Figure dataset records
☆ ☆ ☆

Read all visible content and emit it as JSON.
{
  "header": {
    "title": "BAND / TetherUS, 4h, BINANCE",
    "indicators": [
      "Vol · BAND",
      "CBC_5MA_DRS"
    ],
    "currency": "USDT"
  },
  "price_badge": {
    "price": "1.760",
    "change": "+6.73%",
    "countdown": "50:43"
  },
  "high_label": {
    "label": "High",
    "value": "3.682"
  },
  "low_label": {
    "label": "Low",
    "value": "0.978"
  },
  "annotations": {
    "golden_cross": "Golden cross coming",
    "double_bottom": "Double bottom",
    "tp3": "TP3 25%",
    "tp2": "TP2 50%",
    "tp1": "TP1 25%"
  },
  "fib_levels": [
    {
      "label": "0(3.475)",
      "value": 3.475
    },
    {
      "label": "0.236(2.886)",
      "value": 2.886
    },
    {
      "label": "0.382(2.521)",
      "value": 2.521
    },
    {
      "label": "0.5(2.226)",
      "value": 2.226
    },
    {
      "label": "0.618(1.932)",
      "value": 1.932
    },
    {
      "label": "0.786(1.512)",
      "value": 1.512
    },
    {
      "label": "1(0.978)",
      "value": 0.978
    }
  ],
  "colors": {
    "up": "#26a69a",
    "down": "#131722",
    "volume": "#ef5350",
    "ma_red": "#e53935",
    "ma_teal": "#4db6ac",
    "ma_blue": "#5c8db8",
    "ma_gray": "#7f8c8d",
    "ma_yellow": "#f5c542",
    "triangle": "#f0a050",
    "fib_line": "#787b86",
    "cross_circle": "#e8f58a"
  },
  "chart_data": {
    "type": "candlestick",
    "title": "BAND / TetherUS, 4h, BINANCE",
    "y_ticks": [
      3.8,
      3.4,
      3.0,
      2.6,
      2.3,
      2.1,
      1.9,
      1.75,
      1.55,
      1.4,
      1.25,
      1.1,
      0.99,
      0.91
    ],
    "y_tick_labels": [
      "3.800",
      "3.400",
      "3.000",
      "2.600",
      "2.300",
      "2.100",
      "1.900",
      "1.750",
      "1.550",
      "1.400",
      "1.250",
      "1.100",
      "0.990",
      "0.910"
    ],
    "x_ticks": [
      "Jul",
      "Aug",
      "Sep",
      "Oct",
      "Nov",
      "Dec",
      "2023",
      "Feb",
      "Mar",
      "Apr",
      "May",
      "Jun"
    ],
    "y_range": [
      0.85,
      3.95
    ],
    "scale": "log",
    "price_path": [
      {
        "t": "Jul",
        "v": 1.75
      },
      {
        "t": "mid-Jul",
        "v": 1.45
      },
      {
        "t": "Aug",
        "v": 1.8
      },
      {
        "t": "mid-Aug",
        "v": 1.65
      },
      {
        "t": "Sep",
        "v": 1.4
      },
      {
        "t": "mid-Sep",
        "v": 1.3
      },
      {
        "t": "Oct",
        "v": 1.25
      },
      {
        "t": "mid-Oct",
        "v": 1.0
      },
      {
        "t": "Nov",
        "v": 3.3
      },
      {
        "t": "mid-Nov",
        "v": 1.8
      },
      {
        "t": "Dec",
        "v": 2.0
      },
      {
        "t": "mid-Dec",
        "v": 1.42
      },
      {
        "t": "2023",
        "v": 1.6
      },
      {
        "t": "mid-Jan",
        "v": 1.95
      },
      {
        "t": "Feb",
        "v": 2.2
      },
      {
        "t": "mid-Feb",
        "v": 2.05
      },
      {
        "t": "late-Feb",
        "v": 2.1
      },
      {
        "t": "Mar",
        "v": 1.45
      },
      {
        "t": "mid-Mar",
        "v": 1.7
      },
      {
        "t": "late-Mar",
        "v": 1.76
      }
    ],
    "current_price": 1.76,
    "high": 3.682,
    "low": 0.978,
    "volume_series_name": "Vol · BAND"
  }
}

☆ ☆ ☆

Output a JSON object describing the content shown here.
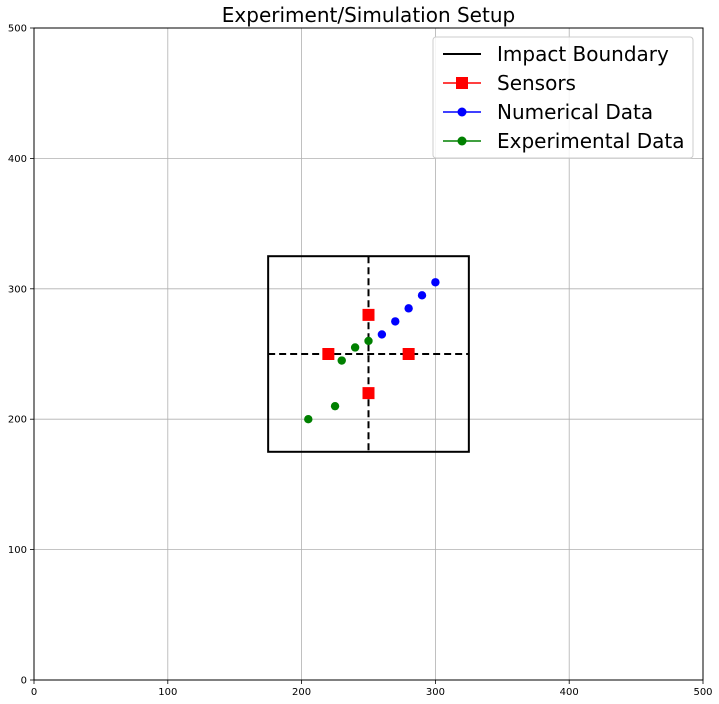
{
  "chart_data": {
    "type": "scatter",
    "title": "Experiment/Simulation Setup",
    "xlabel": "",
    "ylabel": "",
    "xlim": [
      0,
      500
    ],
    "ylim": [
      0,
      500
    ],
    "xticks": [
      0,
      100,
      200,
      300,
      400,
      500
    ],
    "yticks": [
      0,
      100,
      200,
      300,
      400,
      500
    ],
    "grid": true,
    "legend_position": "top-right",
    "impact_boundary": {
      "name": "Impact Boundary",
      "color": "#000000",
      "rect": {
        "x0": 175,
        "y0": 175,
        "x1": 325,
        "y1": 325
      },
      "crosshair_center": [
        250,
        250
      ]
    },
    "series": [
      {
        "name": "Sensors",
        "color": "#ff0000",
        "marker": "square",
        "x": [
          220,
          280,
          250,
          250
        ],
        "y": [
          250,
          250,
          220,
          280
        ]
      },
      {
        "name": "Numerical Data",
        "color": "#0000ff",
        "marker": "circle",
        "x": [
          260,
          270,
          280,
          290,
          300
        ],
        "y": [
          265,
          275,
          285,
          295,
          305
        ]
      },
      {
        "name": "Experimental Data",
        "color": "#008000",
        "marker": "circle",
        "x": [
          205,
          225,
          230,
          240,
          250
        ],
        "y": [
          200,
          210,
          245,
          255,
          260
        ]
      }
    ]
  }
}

☆ ☆ ☆

__EXERCISE OBJECTIVE__:
Using the listing above, gather each line that holds the string "BAND" and copy it.

__FULL OUTPUT__:
    "title": "BAND / TetherUS, 4h, BINANCE",
      "Vol · BAND",
    "title": "BAND / TetherUS, 4h, BINANCE",
    "volume_series_name": "Vol · BAND"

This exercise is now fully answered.